━━ RECORDS ━━
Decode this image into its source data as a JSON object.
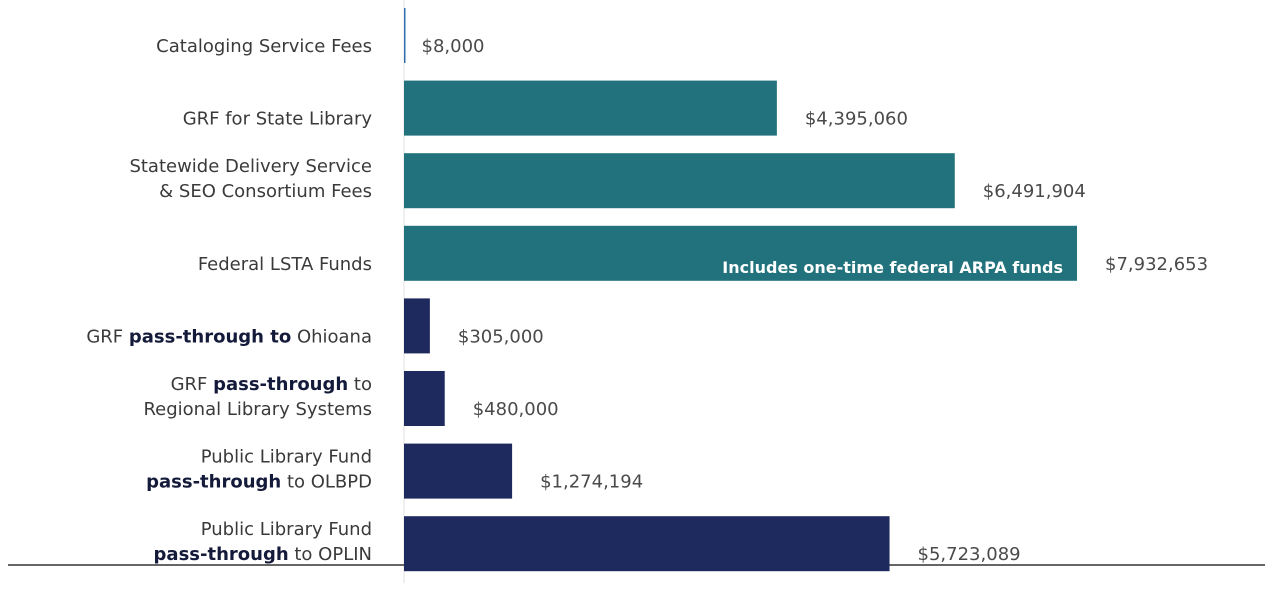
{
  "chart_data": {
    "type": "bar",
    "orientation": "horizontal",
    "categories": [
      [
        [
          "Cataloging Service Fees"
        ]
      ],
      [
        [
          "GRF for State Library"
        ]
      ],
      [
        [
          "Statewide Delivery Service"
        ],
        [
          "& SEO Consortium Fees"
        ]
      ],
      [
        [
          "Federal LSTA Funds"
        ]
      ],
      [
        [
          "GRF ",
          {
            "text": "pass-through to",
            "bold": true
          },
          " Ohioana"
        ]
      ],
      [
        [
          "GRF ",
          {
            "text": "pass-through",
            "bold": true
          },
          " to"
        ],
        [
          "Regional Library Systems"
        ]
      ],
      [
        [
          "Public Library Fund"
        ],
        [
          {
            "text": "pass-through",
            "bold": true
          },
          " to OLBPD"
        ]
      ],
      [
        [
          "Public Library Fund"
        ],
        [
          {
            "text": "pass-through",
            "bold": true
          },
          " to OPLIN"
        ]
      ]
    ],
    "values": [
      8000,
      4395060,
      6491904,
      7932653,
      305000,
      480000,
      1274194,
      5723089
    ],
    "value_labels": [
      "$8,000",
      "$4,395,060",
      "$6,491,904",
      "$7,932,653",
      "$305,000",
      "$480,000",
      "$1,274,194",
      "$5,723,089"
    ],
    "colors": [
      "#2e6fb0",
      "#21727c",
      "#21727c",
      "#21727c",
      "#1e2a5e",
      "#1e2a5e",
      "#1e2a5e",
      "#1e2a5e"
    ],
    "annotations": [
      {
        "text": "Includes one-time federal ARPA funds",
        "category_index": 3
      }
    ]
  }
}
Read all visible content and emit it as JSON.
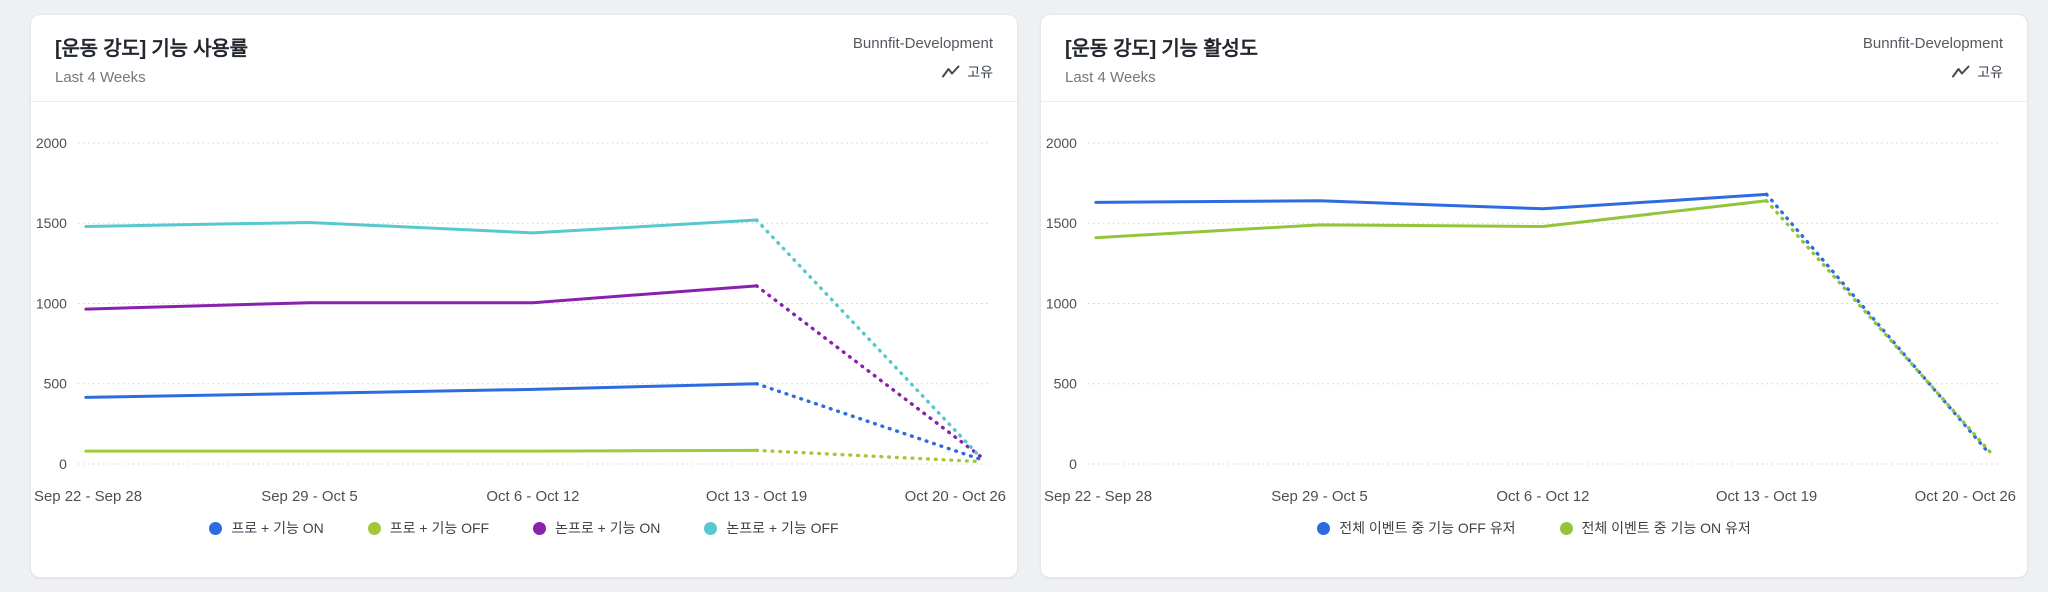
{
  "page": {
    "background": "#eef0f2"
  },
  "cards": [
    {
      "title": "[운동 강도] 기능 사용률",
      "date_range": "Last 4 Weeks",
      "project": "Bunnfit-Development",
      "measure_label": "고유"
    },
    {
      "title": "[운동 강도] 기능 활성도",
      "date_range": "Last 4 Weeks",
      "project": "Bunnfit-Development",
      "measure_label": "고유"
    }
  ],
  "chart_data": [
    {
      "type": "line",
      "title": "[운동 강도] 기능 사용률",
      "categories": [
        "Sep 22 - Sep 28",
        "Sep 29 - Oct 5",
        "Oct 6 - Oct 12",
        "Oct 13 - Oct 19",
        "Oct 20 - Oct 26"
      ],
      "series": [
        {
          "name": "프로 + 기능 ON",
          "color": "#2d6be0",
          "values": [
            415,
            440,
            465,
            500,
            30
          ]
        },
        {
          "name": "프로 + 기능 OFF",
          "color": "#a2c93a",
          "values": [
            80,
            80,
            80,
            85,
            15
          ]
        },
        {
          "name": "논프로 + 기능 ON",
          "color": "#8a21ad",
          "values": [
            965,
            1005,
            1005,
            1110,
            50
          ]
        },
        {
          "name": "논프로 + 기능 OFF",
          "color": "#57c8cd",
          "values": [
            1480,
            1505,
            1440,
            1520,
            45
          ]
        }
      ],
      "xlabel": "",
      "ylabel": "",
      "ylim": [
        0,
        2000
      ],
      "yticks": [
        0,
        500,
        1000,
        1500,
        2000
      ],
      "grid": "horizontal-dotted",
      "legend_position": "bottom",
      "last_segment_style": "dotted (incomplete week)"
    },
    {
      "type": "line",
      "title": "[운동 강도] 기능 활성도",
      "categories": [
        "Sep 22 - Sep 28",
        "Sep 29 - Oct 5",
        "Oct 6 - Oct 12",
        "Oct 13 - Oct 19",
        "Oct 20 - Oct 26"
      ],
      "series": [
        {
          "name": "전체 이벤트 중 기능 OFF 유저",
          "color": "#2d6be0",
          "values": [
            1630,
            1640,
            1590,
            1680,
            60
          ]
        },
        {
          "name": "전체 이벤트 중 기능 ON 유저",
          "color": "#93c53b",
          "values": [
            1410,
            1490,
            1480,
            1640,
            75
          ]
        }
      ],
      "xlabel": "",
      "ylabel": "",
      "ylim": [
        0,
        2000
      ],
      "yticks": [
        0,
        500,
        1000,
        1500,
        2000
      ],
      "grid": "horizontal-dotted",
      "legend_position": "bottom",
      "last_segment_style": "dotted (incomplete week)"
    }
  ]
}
━━━
━━ RECORDS ━━
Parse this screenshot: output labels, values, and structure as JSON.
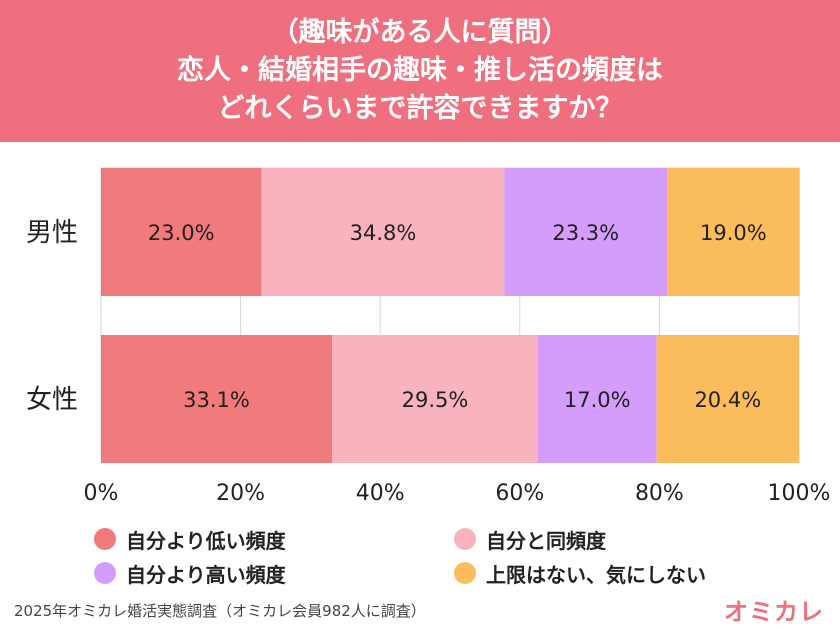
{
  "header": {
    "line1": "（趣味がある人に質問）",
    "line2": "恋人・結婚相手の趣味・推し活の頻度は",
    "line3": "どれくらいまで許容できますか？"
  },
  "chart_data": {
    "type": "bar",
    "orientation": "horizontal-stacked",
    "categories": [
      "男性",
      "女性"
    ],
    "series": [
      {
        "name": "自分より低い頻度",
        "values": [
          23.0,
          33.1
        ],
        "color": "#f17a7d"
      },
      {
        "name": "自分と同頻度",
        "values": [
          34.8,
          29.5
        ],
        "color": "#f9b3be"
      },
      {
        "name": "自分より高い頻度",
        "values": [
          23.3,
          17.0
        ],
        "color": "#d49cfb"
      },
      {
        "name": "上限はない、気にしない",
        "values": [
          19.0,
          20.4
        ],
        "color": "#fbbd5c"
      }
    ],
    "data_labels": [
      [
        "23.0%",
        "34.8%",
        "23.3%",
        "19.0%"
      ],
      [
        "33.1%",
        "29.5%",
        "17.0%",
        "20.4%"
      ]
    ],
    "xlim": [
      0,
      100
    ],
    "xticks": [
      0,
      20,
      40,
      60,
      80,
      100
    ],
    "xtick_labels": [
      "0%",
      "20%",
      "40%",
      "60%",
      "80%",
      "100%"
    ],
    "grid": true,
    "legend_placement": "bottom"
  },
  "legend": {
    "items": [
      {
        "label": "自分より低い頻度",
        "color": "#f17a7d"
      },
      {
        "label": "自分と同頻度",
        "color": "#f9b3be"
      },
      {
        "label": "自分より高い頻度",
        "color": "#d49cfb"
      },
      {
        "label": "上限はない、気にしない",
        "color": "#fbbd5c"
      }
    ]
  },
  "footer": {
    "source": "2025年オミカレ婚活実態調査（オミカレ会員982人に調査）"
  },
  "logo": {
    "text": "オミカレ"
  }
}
━━━
WHAT IS REQUIRED. Copy each line of the records containing the string "horizontal".

REPLY.
    "orientation": "horizontal",
      "grid": "horizontal-dotted",
      "grid": "horizontal-dotted",
    "orientation": "horizontal-stacked",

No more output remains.